> [Provided records]

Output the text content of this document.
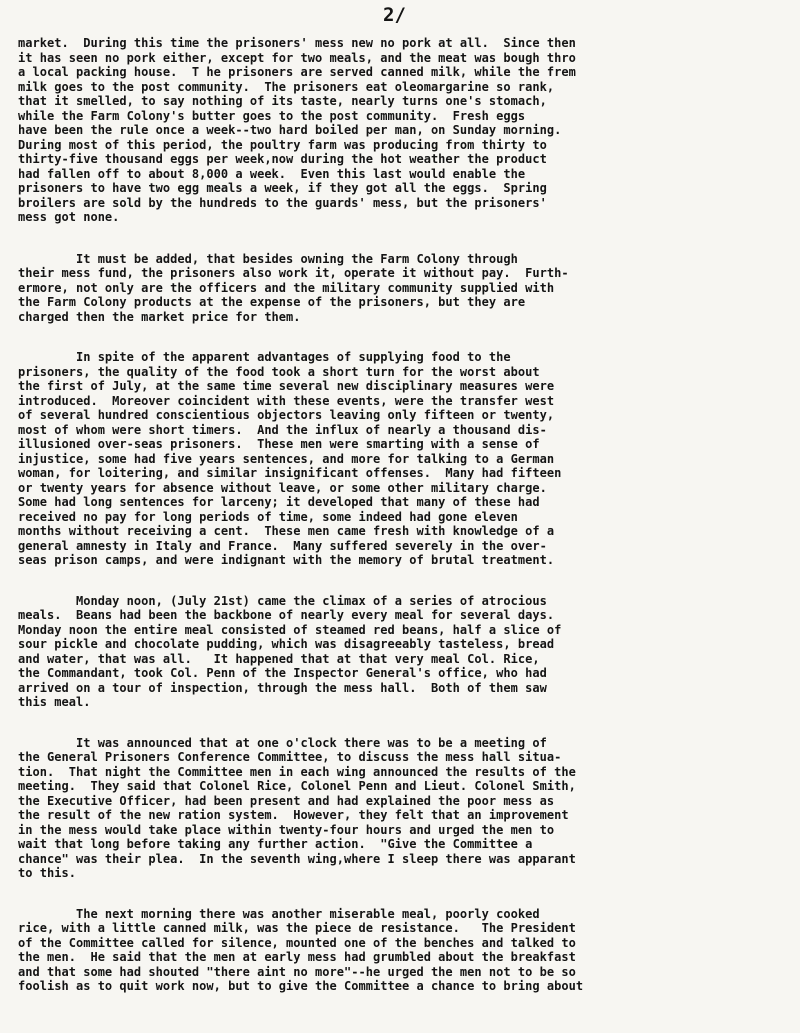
2/
market.  During this time the prisoners' mess new no pork at all.  Since then
it has seen no pork either, except for two meals, and the meat was bough thro
a local packing house.  T he prisoners are served canned milk, while the frem
milk goes to the post community.  The prisoners eat oleomargarine so rank,
that it smelled, to say nothing of its taste, nearly turns one's stomach,
while the Farm Colony's butter goes to the post community.  Fresh eggs
have been the rule once a week--two hard boiled per man, on Sunday morning.
During most of this period, the poultry farm was producing from thirty to
thirty-five thousand eggs per week,now during the hot weather the product
had fallen off to about 8,000 a week.  Even this last would enable the
prisoners to have two egg meals a week, if they got all the eggs.  Spring
broilers are sold by the hundreds to the guards' mess, but the prisoners'
mess got none.
It must be added, that besides owning the Farm Colony through
their mess fund, the prisoners also work it, operate it without pay.  Furth-
ermore, not only are the officers and the military community supplied with
the Farm Colony products at the expense of the prisoners, but they are
charged then the market price for them.
In spite of the apparent advantages of supplying food to the
prisoners, the quality of the food took a short turn for the worst about
the first of July, at the same time several new disciplinary measures were
introduced.  Moreover coincident with these events, were the transfer west
of several hundred conscientious objectors leaving only fifteen or twenty,
most of whom were short timers.  And the influx of nearly a thousand dis-
illusioned over-seas prisoners.  These men were smarting with a sense of
injustice, some had five years sentences, and more for talking to a German
woman, for loitering, and similar insignificant offenses.  Many had fifteen
or twenty years for absence without leave, or some other military charge.
Some had long sentences for larceny; it developed that many of these had
received no pay for long periods of time, some indeed had gone eleven
months without receiving a cent.  These men came fresh with knowledge of a
general amnesty in Italy and France.  Many suffered severely in the over-
seas prison camps, and were indignant with the memory of brutal treatment.
Monday noon, (July 21st) came the climax of a series of atrocious
meals.  Beans had been the backbone of nearly every meal for several days.
Monday noon the entire meal consisted of steamed red beans, half a slice of
sour pickle and chocolate pudding, which was disagreeably tasteless, bread
and water, that was all.   It happened that at that very meal Col. Rice,
the Commandant, took Col. Penn of the Inspector General's office, who had
arrived on a tour of inspection, through the mess hall.  Both of them saw
this meal.
It was announced that at one o'clock there was to be a meeting of
the General Prisoners Conference Committee, to discuss the mess hall situa-
tion.  That night the Committee men in each wing announced the results of the
meeting.  They said that Colonel Rice, Colonel Penn and Lieut. Colonel Smith,
the Executive Officer, had been present and had explained the poor mess as
the result of the new ration system.  However, they felt that an improvement
in the mess would take place within twenty-four hours and urged the men to
wait that long before taking any further action.  "Give the Committee a
chance" was their plea.  In the seventh wing,where I sleep there was apparant
to this.
The next morning there was another miserable meal, poorly cooked
rice, with a little canned milk, was the piece de resistance.   The President
of the Committee called for silence, mounted one of the benches and talked to
the men.  He said that the men at early mess had grumbled about the breakfast
and that some had shouted "there aint no more"--he urged the men not to be so
foolish as to quit work now, but to give the Committee a chance to bring about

> [Task directions]
Restate the data above exactly, stripping out each image.

> [Result for this exercise]
Output the text content of this document.
2/
market.  During this time the prisoners' mess new no pork at all.  Since then
it has seen no pork either, except for two meals, and the meat was bough thro
a local packing house.  T he prisoners are served canned milk, while the frem
milk goes to the post community.  The prisoners eat oleomargarine so rank,
that it smelled, to say nothing of its taste, nearly turns one's stomach,
while the Farm Colony's butter goes to the post community.  Fresh eggs
have been the rule once a week--two hard boiled per man, on Sunday morning.
During most of this period, the poultry farm was producing from thirty to
thirty-five thousand eggs per week,now during the hot weather the product
had fallen off to about 8,000 a week.  Even this last would enable the
prisoners to have two egg meals a week, if they got all the eggs.  Spring
broilers are sold by the hundreds to the guards' mess, but the prisoners'
mess got none.
It must be added, that besides owning the Farm Colony through
their mess fund, the prisoners also work it, operate it without pay.  Furth-
ermore, not only are the officers and the military community supplied with
the Farm Colony products at the expense of the prisoners, but they are
charged then the market price for them.
In spite of the apparent advantages of supplying food to the
prisoners, the quality of the food took a short turn for the worst about
the first of July, at the same time several new disciplinary measures were
introduced.  Moreover coincident with these events, were the transfer west
of several hundred conscientious objectors leaving only fifteen or twenty,
most of whom were short timers.  And the influx of nearly a thousand dis-
illusioned over-seas prisoners.  These men were smarting with a sense of
injustice, some had five years sentences, and more for talking to a German
woman, for loitering, and similar insignificant offenses.  Many had fifteen
or twenty years for absence without leave, or some other military charge.
Some had long sentences for larceny; it developed that many of these had
received no pay for long periods of time, some indeed had gone eleven
months without receiving a cent.  These men came fresh with knowledge of a
general amnesty in Italy and France.  Many suffered severely in the over-
seas prison camps, and were indignant with the memory of brutal treatment.
Monday noon, (July 21st) came the climax of a series of atrocious
meals.  Beans had been the backbone of nearly every meal for several days.
Monday noon the entire meal consisted of steamed red beans, half a slice of
sour pickle and chocolate pudding, which was disagreeably tasteless, bread
and water, that was all.   It happened that at that very meal Col. Rice,
the Commandant, took Col. Penn of the Inspector General's office, who had
arrived on a tour of inspection, through the mess hall.  Both of them saw
this meal.
It was announced that at one o'clock there was to be a meeting of
the General Prisoners Conference Committee, to discuss the mess hall situa-
tion.  That night the Committee men in each wing announced the results of the
meeting.  They said that Colonel Rice, Colonel Penn and Lieut. Colonel Smith,
the Executive Officer, had been present and had explained the poor mess as
the result of the new ration system.  However, they felt that an improvement
in the mess would take place within twenty-four hours and urged the men to
wait that long before taking any further action.  "Give the Committee a
chance" was their plea.  In the seventh wing,where I sleep there was apparant
to this.
The next morning there was another miserable meal, poorly cooked
rice, with a little canned milk, was the piece de resistance.   The President
of the Committee called for silence, mounted one of the benches and talked to
the men.  He said that the men at early mess had grumbled about the breakfast
and that some had shouted "there aint no more"--he urged the men not to be so
foolish as to quit work now, but to give the Committee a chance to bring about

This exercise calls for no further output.